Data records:
>> start
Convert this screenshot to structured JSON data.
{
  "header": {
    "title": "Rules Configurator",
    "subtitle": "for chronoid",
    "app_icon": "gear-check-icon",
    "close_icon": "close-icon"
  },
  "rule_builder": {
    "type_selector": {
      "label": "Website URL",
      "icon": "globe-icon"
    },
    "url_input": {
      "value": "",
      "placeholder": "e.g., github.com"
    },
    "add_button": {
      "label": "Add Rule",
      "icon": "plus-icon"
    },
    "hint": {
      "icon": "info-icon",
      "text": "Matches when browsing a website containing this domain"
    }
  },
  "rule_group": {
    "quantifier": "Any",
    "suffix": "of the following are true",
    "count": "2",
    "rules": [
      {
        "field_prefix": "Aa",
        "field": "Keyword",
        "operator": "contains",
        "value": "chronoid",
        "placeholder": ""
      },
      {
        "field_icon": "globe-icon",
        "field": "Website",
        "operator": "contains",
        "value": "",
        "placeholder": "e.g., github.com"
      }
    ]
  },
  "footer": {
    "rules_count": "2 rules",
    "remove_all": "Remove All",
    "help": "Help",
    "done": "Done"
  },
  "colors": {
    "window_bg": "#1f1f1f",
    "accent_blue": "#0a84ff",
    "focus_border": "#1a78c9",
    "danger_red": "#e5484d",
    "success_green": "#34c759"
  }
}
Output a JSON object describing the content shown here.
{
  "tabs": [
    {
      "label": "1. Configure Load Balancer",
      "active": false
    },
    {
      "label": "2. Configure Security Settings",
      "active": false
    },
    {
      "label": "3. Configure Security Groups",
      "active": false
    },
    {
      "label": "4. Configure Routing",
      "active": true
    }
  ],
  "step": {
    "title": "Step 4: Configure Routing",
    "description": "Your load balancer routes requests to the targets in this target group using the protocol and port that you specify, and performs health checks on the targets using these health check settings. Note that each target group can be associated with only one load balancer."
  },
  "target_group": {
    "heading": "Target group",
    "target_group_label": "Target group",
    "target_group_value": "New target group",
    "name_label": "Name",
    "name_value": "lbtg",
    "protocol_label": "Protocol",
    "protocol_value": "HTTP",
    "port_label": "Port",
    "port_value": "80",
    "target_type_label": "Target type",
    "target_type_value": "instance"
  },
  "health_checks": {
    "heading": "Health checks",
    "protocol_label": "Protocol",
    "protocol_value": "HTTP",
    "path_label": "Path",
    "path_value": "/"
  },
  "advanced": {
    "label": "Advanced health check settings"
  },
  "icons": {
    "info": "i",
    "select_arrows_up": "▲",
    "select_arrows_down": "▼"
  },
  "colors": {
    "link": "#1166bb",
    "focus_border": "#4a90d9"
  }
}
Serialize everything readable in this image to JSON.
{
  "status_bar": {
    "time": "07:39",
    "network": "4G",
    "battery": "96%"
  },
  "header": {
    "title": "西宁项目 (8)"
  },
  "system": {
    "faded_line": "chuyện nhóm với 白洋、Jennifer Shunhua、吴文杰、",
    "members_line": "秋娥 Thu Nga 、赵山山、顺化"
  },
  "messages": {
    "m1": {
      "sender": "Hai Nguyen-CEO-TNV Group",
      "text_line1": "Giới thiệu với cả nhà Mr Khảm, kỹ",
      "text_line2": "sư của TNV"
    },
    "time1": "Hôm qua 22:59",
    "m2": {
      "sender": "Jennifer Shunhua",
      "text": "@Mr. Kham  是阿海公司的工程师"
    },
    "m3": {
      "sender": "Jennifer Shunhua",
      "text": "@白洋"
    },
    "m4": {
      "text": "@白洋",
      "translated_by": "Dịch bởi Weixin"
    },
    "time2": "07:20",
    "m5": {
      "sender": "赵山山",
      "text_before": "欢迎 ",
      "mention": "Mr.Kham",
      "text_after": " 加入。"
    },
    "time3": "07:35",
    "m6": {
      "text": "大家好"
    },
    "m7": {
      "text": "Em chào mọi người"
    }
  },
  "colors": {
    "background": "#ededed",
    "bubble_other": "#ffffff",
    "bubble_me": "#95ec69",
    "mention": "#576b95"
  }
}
>> end
» Brief:
Output all of the material, please, exactly as it stands.

» Completed exercise:
Convert this screenshot to structured JSON data.
{
  "header": {
    "title": "Rules Configurator",
    "subtitle": "for chronoid",
    "app_icon": "gear-check-icon",
    "close_icon": "close-icon"
  },
  "rule_builder": {
    "type_selector": {
      "label": "Website URL",
      "icon": "globe-icon"
    },
    "url_input": {
      "value": "",
      "placeholder": "e.g., github.com"
    },
    "add_button": {
      "label": "Add Rule",
      "icon": "plus-icon"
    },
    "hint": {
      "icon": "info-icon",
      "text": "Matches when browsing a website containing this domain"
    }
  },
  "rule_group": {
    "quantifier": "Any",
    "suffix": "of the following are true",
    "count": "2",
    "rules": [
      {
        "field_prefix": "Aa",
        "field": "Keyword",
        "operator": "contains",
        "value": "chronoid",
        "placeholder": ""
      },
      {
        "field_icon": "globe-icon",
        "field": "Website",
        "operator": "contains",
        "value": "",
        "placeholder": "e.g., github.com"
      }
    ]
  },
  "footer": {
    "rules_count": "2 rules",
    "remove_all": "Remove All",
    "help": "Help",
    "done": "Done"
  },
  "colors": {
    "window_bg": "#1f1f1f",
    "accent_blue": "#0a84ff",
    "focus_border": "#1a78c9",
    "danger_red": "#e5484d",
    "success_green": "#34c759"
  }
}
Output a JSON object describing the content shown here.
{
  "tabs": [
    {
      "label": "1. Configure Load Balancer",
      "active": false
    },
    {
      "label": "2. Configure Security Settings",
      "active": false
    },
    {
      "label": "3. Configure Security Groups",
      "active": false
    },
    {
      "label": "4. Configure Routing",
      "active": true
    }
  ],
  "step": {
    "title": "Step 4: Configure Routing",
    "description": "Your load balancer routes requests to the targets in this target group using the protocol and port that you specify, and performs health checks on the targets using these health check settings. Note that each target group can be associated with only one load balancer."
  },
  "target_group": {
    "heading": "Target group",
    "target_group_label": "Target group",
    "target_group_value": "New target group",
    "name_label": "Name",
    "name_value": "lbtg",
    "protocol_label": "Protocol",
    "protocol_value": "HTTP",
    "port_label": "Port",
    "port_value": "80",
    "target_type_label": "Target type",
    "target_type_value": "instance"
  },
  "health_checks": {
    "heading": "Health checks",
    "protocol_label": "Protocol",
    "protocol_value": "HTTP",
    "path_label": "Path",
    "path_value": "/"
  },
  "advanced": {
    "label": "Advanced health check settings"
  },
  "icons": {
    "info": "i",
    "select_arrows_up": "▲",
    "select_arrows_down": "▼"
  },
  "colors": {
    "link": "#1166bb",
    "focus_border": "#4a90d9"
  }
}
Serialize everything readable in this image to JSON.
{
  "status_bar": {
    "time": "07:39",
    "network": "4G",
    "battery": "96%"
  },
  "header": {
    "title": "西宁项目 (8)"
  },
  "system": {
    "faded_line": "chuyện nhóm với 白洋、Jennifer Shunhua、吴文杰、",
    "members_line": "秋娥 Thu Nga 、赵山山、顺化"
  },
  "messages": {
    "m1": {
      "sender": "Hai Nguyen-CEO-TNV Group",
      "text_line1": "Giới thiệu với cả nhà Mr Khảm, kỹ",
      "text_line2": "sư của TNV"
    },
    "time1": "Hôm qua 22:59",
    "m2": {
      "sender": "Jennifer Shunhua",
      "text": "@Mr. Kham  是阿海公司的工程师"
    },
    "m3": {
      "sender": "Jennifer Shunhua",
      "text": "@白洋"
    },
    "m4": {
      "text": "@白洋",
      "translated_by": "Dịch bởi Weixin"
    },
    "time2": "07:20",
    "m5": {
      "sender": "赵山山",
      "text_before": "欢迎 ",
      "mention": "Mr.Kham",
      "text_after": " 加入。"
    },
    "time3": "07:35",
    "m6": {
      "text": "大家好"
    },
    "m7": {
      "text": "Em chào mọi người"
    }
  },
  "colors": {
    "background": "#ededed",
    "bubble_other": "#ffffff",
    "bubble_me": "#95ec69",
    "mention": "#576b95"
  }
}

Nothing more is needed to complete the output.